▸ **Stated exercise 1**:
Set down the part of the post about career starting with "And this note" and going on through "can identify it.", word for word.
[Start of Quoted passage]
Career

Friday, December 5, 2014

While wandering around Evernote today, I came across this note from my mother.  It was one of the multitude of little sayings that she kept stuck around in her life, and out of all of those that I disposed of when we cleaned out her house, I actually kept this one.  I guess that when I ran across it when cleaning, it meant something to me and today once again, it truly spoke to me in its own simple way.  It aligned with the thing that my father had always told me about work and career.  He said that he would rather have me be a good ditch digger than a rotten attorney.  At this point, I see how my parents came together and worked together to build a life, all summed up on this little piece of paper and a few words.

Over all of the years that I have worked in various industries and jobs, I know that I have been challenged, not only by my friends, but also at times by myself to answer the question:  "What do you want to be when you grow up?"  I'm sure many of us in this generation have been challenged with these words and I'm equally sure that there have been times that we aren't able to answer this question. 

And this note from the past comes to me today and it all seems to be so much clearer.  It isn't about saying that you will be the best neurosurgeon in the world, although it might be.  It is more about saying that I will be the best that I can be at whatever I am doing ... period. Maybe it is about being the best pastry chef, or artist, or curler.  It need not be something that the world can identify, it is only important that you can identify it.
[End of Quoted passage]
[Start of Dataset]
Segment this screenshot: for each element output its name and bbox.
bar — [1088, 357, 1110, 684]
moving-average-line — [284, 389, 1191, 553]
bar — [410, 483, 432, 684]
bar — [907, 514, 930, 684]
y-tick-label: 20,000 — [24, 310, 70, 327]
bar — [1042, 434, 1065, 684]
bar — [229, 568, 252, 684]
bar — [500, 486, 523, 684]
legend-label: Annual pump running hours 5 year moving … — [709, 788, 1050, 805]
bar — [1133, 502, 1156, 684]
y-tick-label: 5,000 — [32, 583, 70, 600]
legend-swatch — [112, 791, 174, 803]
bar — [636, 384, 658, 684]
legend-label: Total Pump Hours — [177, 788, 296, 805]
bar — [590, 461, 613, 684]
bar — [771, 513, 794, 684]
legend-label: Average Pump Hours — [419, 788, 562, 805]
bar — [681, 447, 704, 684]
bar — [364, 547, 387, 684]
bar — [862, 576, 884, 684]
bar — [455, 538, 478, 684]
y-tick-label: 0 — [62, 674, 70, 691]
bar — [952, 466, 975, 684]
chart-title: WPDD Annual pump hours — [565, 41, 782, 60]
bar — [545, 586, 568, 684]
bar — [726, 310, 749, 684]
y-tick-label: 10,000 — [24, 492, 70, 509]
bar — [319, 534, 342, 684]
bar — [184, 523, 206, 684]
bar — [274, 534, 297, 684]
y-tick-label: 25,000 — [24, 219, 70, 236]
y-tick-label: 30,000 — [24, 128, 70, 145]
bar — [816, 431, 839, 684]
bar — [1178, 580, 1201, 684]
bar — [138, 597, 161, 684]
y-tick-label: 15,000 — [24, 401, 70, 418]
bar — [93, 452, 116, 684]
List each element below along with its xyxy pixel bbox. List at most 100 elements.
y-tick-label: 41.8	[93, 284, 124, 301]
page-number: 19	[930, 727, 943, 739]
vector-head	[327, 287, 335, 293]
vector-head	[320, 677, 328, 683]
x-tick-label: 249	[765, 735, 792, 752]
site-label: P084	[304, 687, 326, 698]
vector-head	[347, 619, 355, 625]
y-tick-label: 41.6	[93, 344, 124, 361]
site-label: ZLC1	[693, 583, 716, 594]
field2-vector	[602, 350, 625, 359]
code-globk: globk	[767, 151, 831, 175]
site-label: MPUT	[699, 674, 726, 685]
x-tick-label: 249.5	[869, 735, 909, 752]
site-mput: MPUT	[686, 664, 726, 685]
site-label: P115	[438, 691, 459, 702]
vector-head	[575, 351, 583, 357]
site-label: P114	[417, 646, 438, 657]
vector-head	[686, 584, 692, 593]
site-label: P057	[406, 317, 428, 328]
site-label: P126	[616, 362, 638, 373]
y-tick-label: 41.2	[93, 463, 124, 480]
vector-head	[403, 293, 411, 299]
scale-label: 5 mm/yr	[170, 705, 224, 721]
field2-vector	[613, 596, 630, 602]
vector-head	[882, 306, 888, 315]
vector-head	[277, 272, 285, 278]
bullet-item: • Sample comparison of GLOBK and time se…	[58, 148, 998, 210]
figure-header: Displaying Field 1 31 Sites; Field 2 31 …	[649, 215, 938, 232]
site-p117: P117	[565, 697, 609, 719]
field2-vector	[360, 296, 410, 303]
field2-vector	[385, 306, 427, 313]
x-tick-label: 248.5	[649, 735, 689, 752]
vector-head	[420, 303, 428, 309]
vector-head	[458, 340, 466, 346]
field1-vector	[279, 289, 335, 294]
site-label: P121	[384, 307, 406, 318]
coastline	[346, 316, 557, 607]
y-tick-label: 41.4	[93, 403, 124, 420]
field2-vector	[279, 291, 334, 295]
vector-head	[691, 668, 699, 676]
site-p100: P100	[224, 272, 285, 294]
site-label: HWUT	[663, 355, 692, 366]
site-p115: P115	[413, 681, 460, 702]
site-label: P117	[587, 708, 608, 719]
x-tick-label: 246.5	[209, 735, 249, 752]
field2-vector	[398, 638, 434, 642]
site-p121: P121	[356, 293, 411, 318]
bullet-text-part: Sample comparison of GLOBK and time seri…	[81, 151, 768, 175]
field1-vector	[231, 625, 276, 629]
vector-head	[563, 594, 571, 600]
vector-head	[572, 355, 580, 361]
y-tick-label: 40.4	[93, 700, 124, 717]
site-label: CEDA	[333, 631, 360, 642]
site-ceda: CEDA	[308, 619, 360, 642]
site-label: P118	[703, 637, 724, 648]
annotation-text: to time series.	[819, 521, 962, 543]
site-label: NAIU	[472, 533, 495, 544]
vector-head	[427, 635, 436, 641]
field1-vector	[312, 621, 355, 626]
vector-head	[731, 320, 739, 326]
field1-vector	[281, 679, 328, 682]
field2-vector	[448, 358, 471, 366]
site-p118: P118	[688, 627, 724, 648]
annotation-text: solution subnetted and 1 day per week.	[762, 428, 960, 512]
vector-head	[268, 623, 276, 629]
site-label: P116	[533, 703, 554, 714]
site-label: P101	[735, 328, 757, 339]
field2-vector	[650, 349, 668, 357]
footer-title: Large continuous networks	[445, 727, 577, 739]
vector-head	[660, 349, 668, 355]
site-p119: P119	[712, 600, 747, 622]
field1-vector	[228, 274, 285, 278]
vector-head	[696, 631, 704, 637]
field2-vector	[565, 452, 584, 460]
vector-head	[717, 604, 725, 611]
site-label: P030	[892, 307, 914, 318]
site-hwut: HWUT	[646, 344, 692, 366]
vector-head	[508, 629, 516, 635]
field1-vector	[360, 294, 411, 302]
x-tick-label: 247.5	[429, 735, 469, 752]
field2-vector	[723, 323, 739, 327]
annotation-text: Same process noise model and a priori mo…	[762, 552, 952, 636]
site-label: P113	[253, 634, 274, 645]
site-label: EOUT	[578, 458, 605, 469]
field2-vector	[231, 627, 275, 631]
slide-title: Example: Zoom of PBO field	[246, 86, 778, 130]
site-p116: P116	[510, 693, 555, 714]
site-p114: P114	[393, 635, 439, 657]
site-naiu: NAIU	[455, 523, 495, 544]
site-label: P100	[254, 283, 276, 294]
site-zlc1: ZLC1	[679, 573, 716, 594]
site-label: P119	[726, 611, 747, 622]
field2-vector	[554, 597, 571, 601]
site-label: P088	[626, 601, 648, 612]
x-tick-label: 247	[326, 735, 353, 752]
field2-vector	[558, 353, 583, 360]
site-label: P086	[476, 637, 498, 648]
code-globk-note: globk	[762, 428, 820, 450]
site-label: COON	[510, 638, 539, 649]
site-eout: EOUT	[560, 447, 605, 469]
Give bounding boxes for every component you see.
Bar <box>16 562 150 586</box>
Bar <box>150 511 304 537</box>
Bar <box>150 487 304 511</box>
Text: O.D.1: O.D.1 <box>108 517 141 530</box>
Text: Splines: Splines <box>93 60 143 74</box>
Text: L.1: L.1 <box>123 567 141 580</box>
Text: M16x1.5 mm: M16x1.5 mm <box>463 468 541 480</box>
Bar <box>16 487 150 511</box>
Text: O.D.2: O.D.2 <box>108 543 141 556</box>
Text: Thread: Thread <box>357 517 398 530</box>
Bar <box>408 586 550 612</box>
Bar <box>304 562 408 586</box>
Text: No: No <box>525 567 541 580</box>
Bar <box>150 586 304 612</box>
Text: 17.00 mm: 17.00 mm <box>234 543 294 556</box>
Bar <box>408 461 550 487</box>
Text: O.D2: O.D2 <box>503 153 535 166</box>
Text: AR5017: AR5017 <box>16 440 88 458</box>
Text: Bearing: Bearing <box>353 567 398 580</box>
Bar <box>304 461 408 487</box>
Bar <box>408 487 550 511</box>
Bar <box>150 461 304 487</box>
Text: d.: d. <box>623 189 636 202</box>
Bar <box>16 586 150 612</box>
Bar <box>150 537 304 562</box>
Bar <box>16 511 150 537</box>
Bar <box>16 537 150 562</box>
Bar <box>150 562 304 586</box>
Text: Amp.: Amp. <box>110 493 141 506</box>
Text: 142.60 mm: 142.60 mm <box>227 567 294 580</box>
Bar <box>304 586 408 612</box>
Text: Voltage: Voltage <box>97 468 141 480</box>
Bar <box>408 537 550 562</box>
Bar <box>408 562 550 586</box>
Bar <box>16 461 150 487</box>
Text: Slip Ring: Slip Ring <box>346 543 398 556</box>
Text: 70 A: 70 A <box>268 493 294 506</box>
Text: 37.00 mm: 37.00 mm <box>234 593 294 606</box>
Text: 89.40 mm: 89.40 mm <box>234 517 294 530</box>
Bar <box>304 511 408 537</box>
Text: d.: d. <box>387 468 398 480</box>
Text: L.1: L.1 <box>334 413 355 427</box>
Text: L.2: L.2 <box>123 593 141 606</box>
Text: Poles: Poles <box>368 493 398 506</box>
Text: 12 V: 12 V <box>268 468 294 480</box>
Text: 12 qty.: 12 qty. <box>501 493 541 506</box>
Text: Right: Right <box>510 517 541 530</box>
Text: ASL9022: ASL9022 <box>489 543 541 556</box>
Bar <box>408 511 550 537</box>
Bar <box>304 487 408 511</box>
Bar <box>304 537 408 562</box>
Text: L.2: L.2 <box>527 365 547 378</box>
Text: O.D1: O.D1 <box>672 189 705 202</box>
[End of Dataset]
▸ **Stated exercise 2**:
Please rewrite the entries as a numbered list, starting with the first line of the entries and going on through the line with "bar — [862, 576, 884, 684]", and leave out any blank lines.

▸ **Reply 1**:
And this note from the past comes to me today and it all seems to be so much clearer.  It isn't about saying that you will be the best neurosurgeon in the world, although it might be.  It is more about saying that I will be the best that I can be at whatever I am doing ... period. Maybe it is about being the best pastry chef, or artist, or curler.  It need not be something that the world can identify, it is only important that you can identify it.

▸ **Reply 2**:
1. Segment this screenshot: for each element output its name and bbox.
2. bar — [1088, 357, 1110, 684]
3. moving-average-line — [284, 389, 1191, 553]
4. bar — [410, 483, 432, 684]
5. bar — [907, 514, 930, 684]
6. y-tick-label: 20,000 — [24, 310, 70, 327]
7. bar — [1042, 434, 1065, 684]
8. bar — [229, 568, 252, 684]
9. bar — [500, 486, 523, 684]
10. legend-label: Annual pump running hours 5 year moving … — [709, 788, 1050, 805]
11. bar — [1133, 502, 1156, 684]
12. y-tick-label: 5,000 — [32, 583, 70, 600]
13. legend-swatch — [112, 791, 174, 803]
14. bar — [636, 384, 658, 684]
15. legend-label: Total Pump Hours — [177, 788, 296, 805]
16. bar — [590, 461, 613, 684]
17. bar — [771, 513, 794, 684]
18. legend-label: Average Pump Hours — [419, 788, 562, 805]
19. bar — [681, 447, 704, 684]
20. bar — [364, 547, 387, 684]
21. bar — [862, 576, 884, 684]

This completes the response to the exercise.